▸ **What needs to be done**
Each line below must be set down exactly; omit any image you find.
--- start of Working data ---
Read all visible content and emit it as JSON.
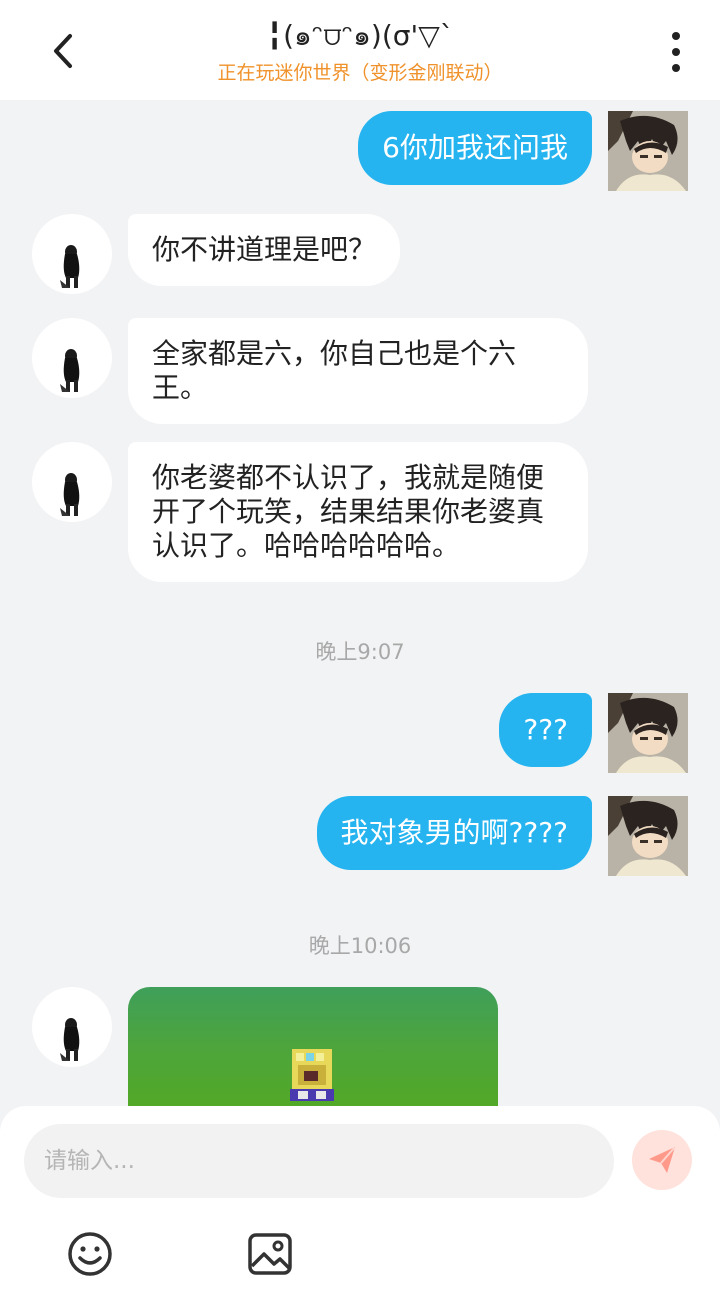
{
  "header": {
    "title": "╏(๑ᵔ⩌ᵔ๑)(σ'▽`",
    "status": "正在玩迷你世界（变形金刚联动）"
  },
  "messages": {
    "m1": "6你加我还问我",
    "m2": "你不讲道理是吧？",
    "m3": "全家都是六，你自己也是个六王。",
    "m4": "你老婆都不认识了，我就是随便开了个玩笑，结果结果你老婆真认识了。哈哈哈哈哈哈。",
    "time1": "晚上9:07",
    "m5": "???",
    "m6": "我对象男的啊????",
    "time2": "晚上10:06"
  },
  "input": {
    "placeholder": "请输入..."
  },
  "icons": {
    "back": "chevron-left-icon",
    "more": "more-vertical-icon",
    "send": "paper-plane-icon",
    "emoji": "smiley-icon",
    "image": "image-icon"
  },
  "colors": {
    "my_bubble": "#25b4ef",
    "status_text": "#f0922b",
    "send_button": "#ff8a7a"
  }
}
--- end of Working data ---
▸ **Task answer**
Read all visible content and emit it as JSON.
{
  "header": {
    "title": "╏(๑ᵔ⩌ᵔ๑)(σ'▽`",
    "status": "正在玩迷你世界（变形金刚联动）"
  },
  "messages": {
    "m1": "6你加我还问我",
    "m2": "你不讲道理是吧？",
    "m3": "全家都是六，你自己也是个六王。",
    "m4": "你老婆都不认识了，我就是随便开了个玩笑，结果结果你老婆真认识了。哈哈哈哈哈哈。",
    "time1": "晚上9:07",
    "m5": "???",
    "m6": "我对象男的啊????",
    "time2": "晚上10:06"
  },
  "input": {
    "placeholder": "请输入..."
  },
  "icons": {
    "back": "chevron-left-icon",
    "more": "more-vertical-icon",
    "send": "paper-plane-icon",
    "emoji": "smiley-icon",
    "image": "image-icon"
  },
  "colors": {
    "my_bubble": "#25b4ef",
    "status_text": "#f0922b",
    "send_button": "#ff8a7a"
  }
}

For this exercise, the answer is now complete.